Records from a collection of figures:
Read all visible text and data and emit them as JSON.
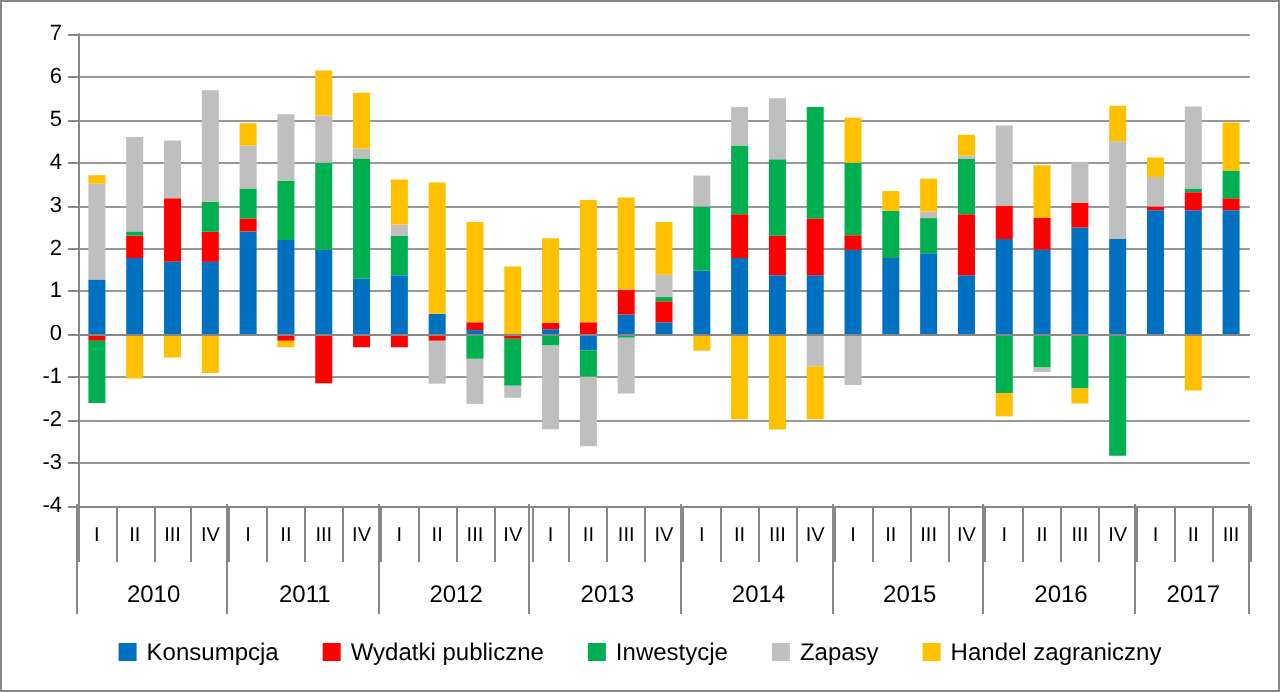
{
  "chart_data": {
    "type": "bar",
    "stacked": true,
    "categories": [
      "I",
      "II",
      "III",
      "IV",
      "I",
      "II",
      "III",
      "IV",
      "I",
      "II",
      "III",
      "IV",
      "I",
      "II",
      "III",
      "IV",
      "I",
      "II",
      "III",
      "IV",
      "I",
      "II",
      "III",
      "IV",
      "I",
      "II",
      "III",
      "IV",
      "I",
      "II",
      "III"
    ],
    "annotations": [
      "2010",
      "2011",
      "2012",
      "2013",
      "2014",
      "2015",
      "2016",
      "2017"
    ],
    "series": [
      {
        "name": "Konsumpcja",
        "color": "#0070c0",
        "values": [
          1.28,
          1.78,
          1.69,
          1.69,
          2.4,
          2.2,
          1.97,
          1.3,
          1.38,
          0.48,
          0.1,
          0,
          0.12,
          -0.37,
          0.46,
          0.28,
          1.48,
          1.78,
          1.38,
          1.38,
          1.97,
          1.78,
          1.89,
          1.38,
          2.22,
          1.97,
          2.49,
          2.22,
          2.89,
          2.89,
          2.89
        ]
      },
      {
        "name": "Wydatki publiczne",
        "color": "#ff0000",
        "values": [
          -0.15,
          0.52,
          1.48,
          0.7,
          0.3,
          -0.15,
          -1.14,
          -0.3,
          -0.3,
          -0.15,
          0.18,
          -0.1,
          0.15,
          0.28,
          0.58,
          0.49,
          0,
          1.02,
          0.92,
          1.32,
          0.34,
          0,
          0,
          1.42,
          0.77,
          0.74,
          0.58,
          0,
          0.09,
          0.42,
          0.28
        ]
      },
      {
        "name": "Inwestycje",
        "color": "#00b050",
        "values": [
          -1.45,
          0.1,
          0,
          0.7,
          0.7,
          1.38,
          2.03,
          2.8,
          0.92,
          0,
          -0.57,
          -1.1,
          -0.26,
          -0.62,
          -0.08,
          0.1,
          1.5,
          1.6,
          1.78,
          2.6,
          1.69,
          1.1,
          0.82,
          1.29,
          -1.37,
          -0.77,
          -1.26,
          -2.83,
          0,
          0.09,
          0.65
        ]
      },
      {
        "name": "Zapasy",
        "color": "#bfbfbf",
        "values": [
          2.23,
          2.2,
          1.35,
          2.6,
          1.0,
          1.55,
          1.1,
          0.23,
          0.26,
          -1.0,
          -1.05,
          -0.28,
          -1.95,
          -1.62,
          -1.3,
          0.52,
          0.72,
          0.9,
          1.42,
          -0.75,
          -1.18,
          0,
          0.15,
          0.08,
          1.88,
          -0.11,
          0.95,
          2.28,
          0.69,
          1.91,
          0
        ]
      },
      {
        "name": "Handel zagraniczny",
        "color": "#ffc000",
        "values": [
          0.2,
          -1.03,
          -0.54,
          -0.9,
          0.52,
          -0.15,
          1.05,
          1.3,
          1.05,
          3.06,
          2.34,
          1.58,
          1.97,
          2.85,
          2.15,
          1.23,
          -0.38,
          -1.98,
          -2.22,
          -1.23,
          1.05,
          0.46,
          0.77,
          0.48,
          -0.54,
          1.23,
          -0.35,
          0.83,
          0.45,
          -1.31,
          1.12
        ]
      }
    ],
    "ylim": [
      -4,
      7
    ],
    "yticks": [
      -4,
      -3,
      -2,
      -1,
      0,
      1,
      2,
      3,
      4,
      5,
      6,
      7
    ],
    "grid": "y",
    "legend": "bottom"
  }
}
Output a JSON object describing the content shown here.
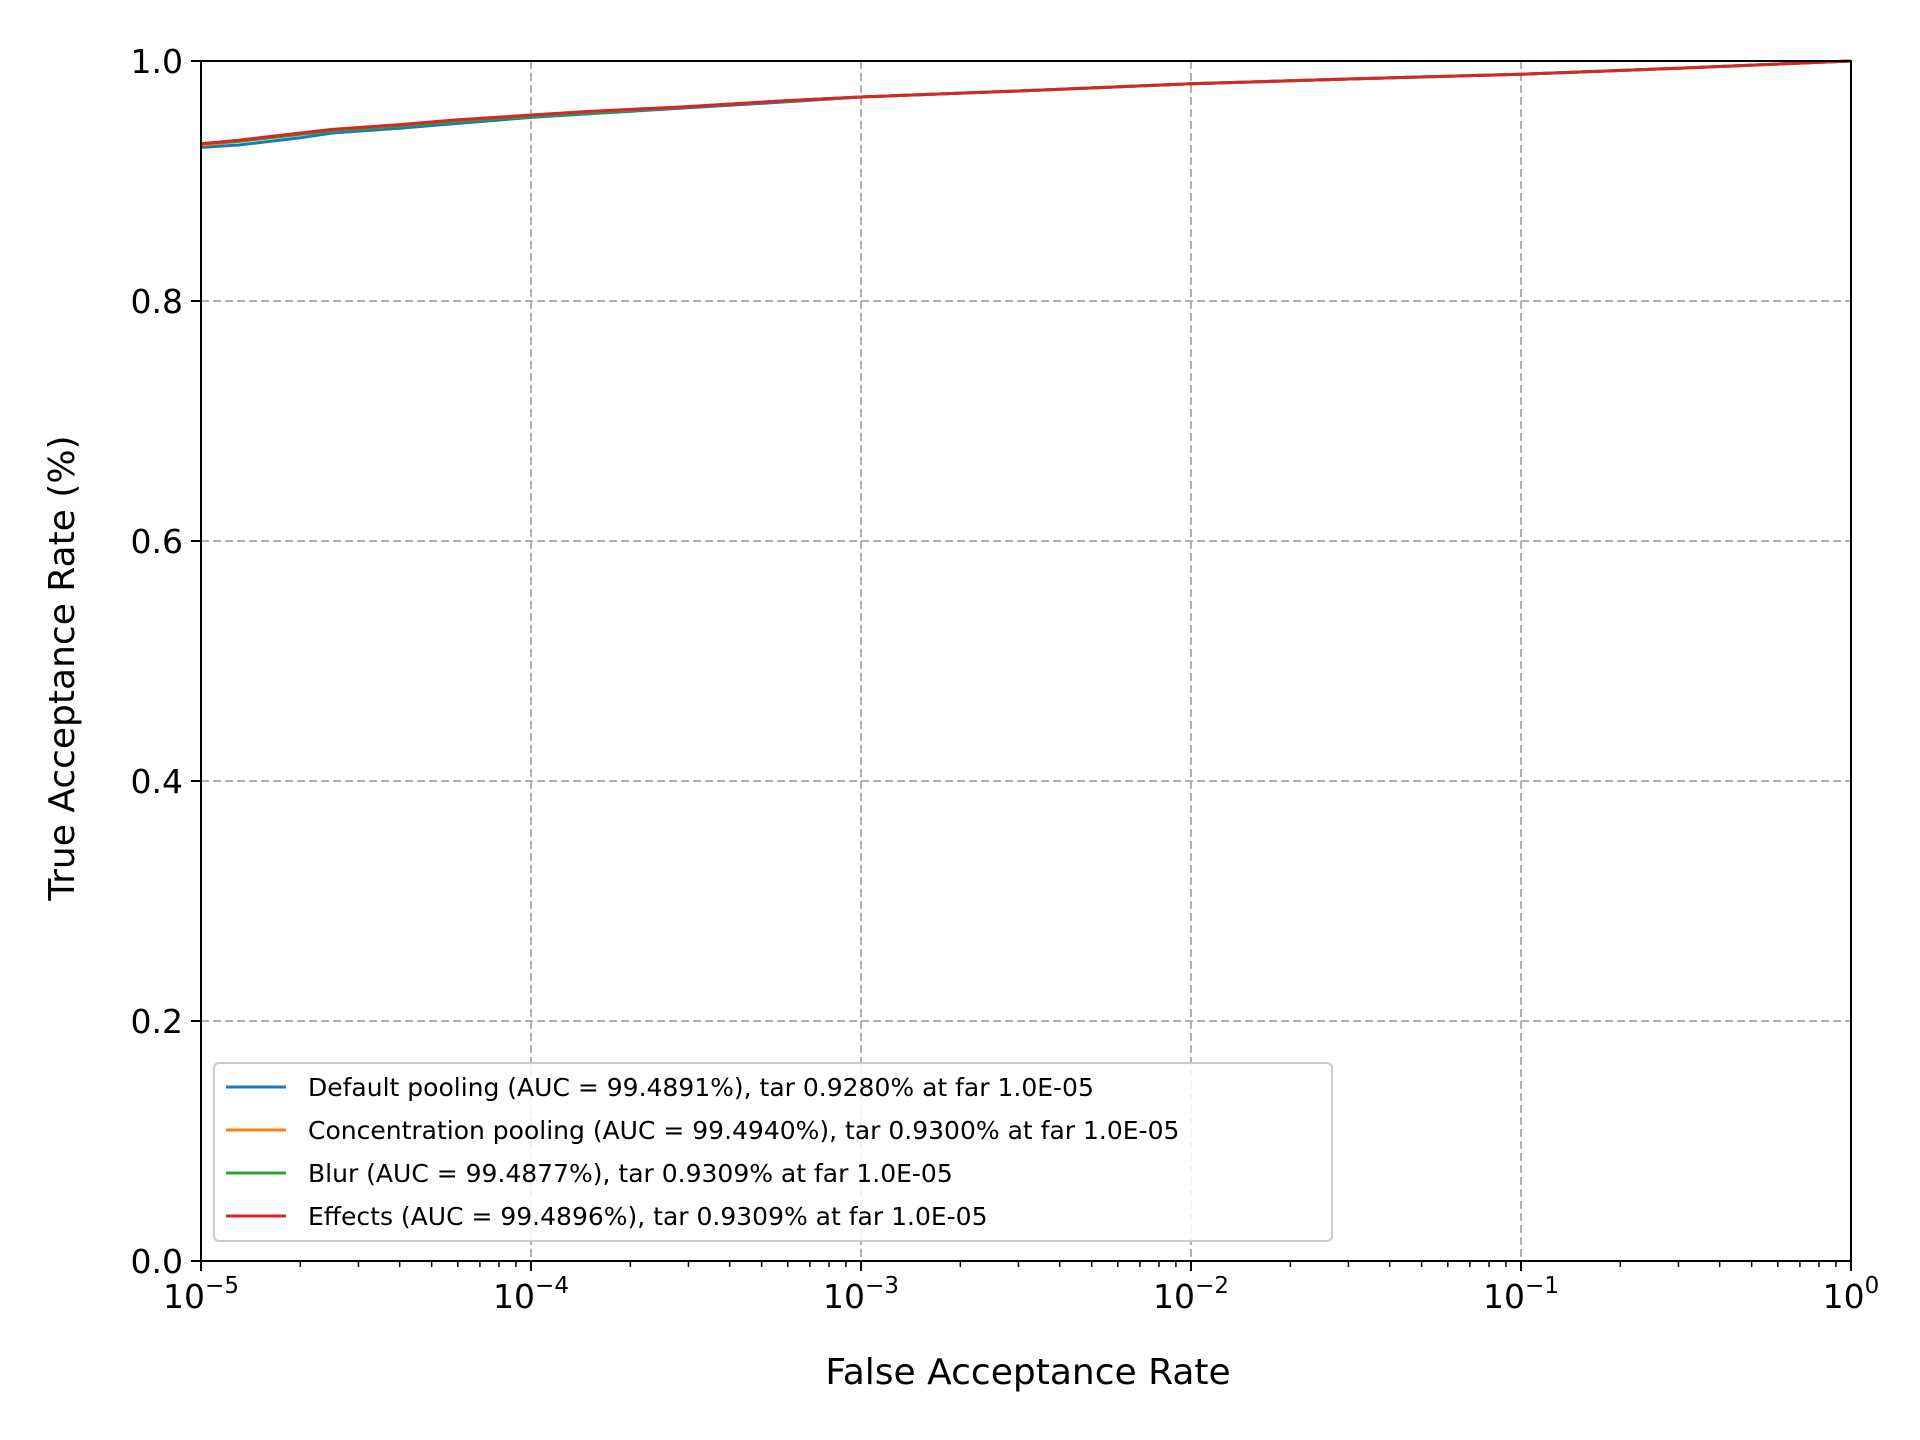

**TASK BRIEF**
Locate all lines that include the word "JSON" and copy them out.

**SOLUTION TO THE PROBLEM**
Read all visible text and data and emit them as JSON.
Output a JSON object describing the content shown here.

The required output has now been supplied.